> Problem details: Pick out all lines with the word "icon" from the records that follow.

> Extracted records:
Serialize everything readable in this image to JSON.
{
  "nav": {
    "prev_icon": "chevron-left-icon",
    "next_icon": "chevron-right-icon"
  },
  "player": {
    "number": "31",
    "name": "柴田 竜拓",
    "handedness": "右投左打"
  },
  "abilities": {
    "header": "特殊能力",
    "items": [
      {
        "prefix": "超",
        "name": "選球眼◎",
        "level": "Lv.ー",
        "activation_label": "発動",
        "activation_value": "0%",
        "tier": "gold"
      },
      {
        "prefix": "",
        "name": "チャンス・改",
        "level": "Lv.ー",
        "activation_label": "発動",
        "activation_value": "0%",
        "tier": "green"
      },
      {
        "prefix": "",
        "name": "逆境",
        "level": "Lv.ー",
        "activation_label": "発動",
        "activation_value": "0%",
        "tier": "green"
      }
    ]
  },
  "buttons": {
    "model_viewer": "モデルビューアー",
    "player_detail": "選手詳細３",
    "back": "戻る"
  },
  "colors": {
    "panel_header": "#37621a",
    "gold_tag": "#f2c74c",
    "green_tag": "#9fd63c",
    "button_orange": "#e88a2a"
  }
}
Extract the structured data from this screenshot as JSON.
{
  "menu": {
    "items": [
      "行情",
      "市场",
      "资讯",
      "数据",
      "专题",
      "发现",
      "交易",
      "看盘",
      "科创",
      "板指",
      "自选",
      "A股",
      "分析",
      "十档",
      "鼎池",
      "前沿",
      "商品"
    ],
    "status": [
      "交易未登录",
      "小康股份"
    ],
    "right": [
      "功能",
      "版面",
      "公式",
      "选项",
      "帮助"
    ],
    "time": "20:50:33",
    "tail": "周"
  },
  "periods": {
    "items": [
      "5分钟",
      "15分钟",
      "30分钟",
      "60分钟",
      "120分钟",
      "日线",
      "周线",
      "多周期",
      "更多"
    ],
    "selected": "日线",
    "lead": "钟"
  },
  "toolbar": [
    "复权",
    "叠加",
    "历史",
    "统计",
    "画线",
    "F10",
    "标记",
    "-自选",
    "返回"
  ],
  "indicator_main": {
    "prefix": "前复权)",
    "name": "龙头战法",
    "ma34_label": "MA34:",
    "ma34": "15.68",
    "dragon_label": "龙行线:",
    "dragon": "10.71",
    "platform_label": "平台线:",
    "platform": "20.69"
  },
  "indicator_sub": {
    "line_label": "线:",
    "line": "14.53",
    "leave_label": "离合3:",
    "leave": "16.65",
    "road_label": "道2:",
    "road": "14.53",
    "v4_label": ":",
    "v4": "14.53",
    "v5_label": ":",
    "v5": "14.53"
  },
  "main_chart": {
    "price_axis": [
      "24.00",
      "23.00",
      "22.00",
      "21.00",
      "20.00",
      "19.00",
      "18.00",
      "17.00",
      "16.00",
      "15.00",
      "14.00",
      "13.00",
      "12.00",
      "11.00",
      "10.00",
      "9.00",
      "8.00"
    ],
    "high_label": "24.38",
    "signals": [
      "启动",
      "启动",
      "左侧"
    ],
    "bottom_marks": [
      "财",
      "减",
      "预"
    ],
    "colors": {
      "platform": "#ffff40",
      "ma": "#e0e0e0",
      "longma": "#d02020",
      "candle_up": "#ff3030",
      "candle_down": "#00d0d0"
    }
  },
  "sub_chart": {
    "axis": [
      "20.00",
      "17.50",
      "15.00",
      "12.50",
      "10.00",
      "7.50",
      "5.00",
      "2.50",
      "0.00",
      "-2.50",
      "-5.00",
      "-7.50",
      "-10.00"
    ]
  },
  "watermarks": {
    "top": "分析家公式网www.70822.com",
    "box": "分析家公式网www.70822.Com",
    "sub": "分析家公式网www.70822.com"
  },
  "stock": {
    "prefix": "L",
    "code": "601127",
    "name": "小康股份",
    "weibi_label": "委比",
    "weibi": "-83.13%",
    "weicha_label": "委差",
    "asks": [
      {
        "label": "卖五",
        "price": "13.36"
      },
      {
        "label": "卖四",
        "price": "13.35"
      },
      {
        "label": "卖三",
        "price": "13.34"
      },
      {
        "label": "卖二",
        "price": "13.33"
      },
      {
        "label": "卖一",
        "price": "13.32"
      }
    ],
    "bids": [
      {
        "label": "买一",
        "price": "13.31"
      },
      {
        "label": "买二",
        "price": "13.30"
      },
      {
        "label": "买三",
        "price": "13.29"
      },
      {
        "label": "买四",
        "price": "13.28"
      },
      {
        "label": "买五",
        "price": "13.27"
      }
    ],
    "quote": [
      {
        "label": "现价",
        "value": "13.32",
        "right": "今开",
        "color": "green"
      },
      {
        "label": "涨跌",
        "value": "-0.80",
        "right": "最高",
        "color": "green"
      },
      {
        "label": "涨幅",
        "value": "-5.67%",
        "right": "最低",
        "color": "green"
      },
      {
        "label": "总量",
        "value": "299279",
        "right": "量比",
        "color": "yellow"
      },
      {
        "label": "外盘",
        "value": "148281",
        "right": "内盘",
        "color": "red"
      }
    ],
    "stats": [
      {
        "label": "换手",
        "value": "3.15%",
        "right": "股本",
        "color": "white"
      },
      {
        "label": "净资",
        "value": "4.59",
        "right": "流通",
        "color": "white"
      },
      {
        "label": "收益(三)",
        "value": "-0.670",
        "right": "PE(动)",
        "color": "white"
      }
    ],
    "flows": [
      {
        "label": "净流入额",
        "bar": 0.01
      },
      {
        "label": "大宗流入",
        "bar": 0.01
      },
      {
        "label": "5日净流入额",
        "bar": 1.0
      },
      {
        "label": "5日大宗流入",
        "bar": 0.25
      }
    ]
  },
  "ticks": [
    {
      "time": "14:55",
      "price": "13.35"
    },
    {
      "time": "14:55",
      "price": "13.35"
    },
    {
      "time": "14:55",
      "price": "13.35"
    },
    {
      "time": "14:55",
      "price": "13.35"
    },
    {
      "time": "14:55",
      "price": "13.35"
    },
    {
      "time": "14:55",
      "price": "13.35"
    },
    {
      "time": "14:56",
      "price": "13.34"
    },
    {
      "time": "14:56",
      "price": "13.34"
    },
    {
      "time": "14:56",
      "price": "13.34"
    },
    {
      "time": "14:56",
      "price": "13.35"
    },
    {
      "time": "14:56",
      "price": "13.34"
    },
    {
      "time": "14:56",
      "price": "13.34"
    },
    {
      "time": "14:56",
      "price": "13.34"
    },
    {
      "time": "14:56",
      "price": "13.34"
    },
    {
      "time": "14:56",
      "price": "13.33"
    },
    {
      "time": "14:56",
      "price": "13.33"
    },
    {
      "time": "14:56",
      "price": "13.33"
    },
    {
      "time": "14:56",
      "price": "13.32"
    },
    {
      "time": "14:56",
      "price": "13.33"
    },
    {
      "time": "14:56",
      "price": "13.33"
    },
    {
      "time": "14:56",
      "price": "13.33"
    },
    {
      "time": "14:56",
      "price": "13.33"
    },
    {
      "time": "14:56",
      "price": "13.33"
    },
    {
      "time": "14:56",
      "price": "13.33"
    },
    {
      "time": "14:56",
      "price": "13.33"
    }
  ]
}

> Written response:
    "prev_icon": "chevron-left-icon",
    "next_icon": "chevron-right-icon"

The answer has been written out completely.